§ **INFORMATION PROVIDED**:
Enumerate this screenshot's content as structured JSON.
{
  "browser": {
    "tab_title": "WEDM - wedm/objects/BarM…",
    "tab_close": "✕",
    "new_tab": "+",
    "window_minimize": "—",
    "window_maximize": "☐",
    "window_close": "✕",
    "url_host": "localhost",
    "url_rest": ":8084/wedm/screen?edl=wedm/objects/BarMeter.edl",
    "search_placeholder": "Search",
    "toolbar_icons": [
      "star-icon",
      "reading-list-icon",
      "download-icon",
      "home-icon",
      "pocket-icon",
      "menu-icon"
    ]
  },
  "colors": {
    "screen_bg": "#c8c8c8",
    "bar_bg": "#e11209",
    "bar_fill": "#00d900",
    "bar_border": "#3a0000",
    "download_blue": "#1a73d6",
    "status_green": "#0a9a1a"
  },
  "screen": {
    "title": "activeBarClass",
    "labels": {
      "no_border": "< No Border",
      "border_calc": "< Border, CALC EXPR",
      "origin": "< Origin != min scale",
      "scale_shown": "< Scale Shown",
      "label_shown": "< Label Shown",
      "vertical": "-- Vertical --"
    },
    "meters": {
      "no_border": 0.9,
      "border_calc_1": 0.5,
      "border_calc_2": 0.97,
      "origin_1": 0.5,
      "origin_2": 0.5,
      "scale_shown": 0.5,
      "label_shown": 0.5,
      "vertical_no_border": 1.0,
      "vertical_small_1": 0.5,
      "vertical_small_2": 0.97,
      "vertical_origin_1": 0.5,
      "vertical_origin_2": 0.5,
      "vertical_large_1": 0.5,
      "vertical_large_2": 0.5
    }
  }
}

§ **YOUR TASK**:
Transcribe all entries exactly as they are given.

§ **EXERCISE ANSWER**:
Enumerate this screenshot's content as structured JSON.
{
  "browser": {
    "tab_title": "WEDM - wedm/objects/BarM…",
    "tab_close": "✕",
    "new_tab": "+",
    "window_minimize": "—",
    "window_maximize": "☐",
    "window_close": "✕",
    "url_host": "localhost",
    "url_rest": ":8084/wedm/screen?edl=wedm/objects/BarMeter.edl",
    "search_placeholder": "Search",
    "toolbar_icons": [
      "star-icon",
      "reading-list-icon",
      "download-icon",
      "home-icon",
      "pocket-icon",
      "menu-icon"
    ]
  },
  "colors": {
    "screen_bg": "#c8c8c8",
    "bar_bg": "#e11209",
    "bar_fill": "#00d900",
    "bar_border": "#3a0000",
    "download_blue": "#1a73d6",
    "status_green": "#0a9a1a"
  },
  "screen": {
    "title": "activeBarClass",
    "labels": {
      "no_border": "< No Border",
      "border_calc": "< Border, CALC EXPR",
      "origin": "< Origin != min scale",
      "scale_shown": "< Scale Shown",
      "label_shown": "< Label Shown",
      "vertical": "-- Vertical --"
    },
    "meters": {
      "no_border": 0.9,
      "border_calc_1": 0.5,
      "border_calc_2": 0.97,
      "origin_1": 0.5,
      "origin_2": 0.5,
      "scale_shown": 0.5,
      "label_shown": 0.5,
      "vertical_no_border": 1.0,
      "vertical_small_1": 0.5,
      "vertical_small_2": 0.97,
      "vertical_origin_1": 0.5,
      "vertical_origin_2": 0.5,
      "vertical_large_1": 0.5,
      "vertical_large_2": 0.5
    }
  }
}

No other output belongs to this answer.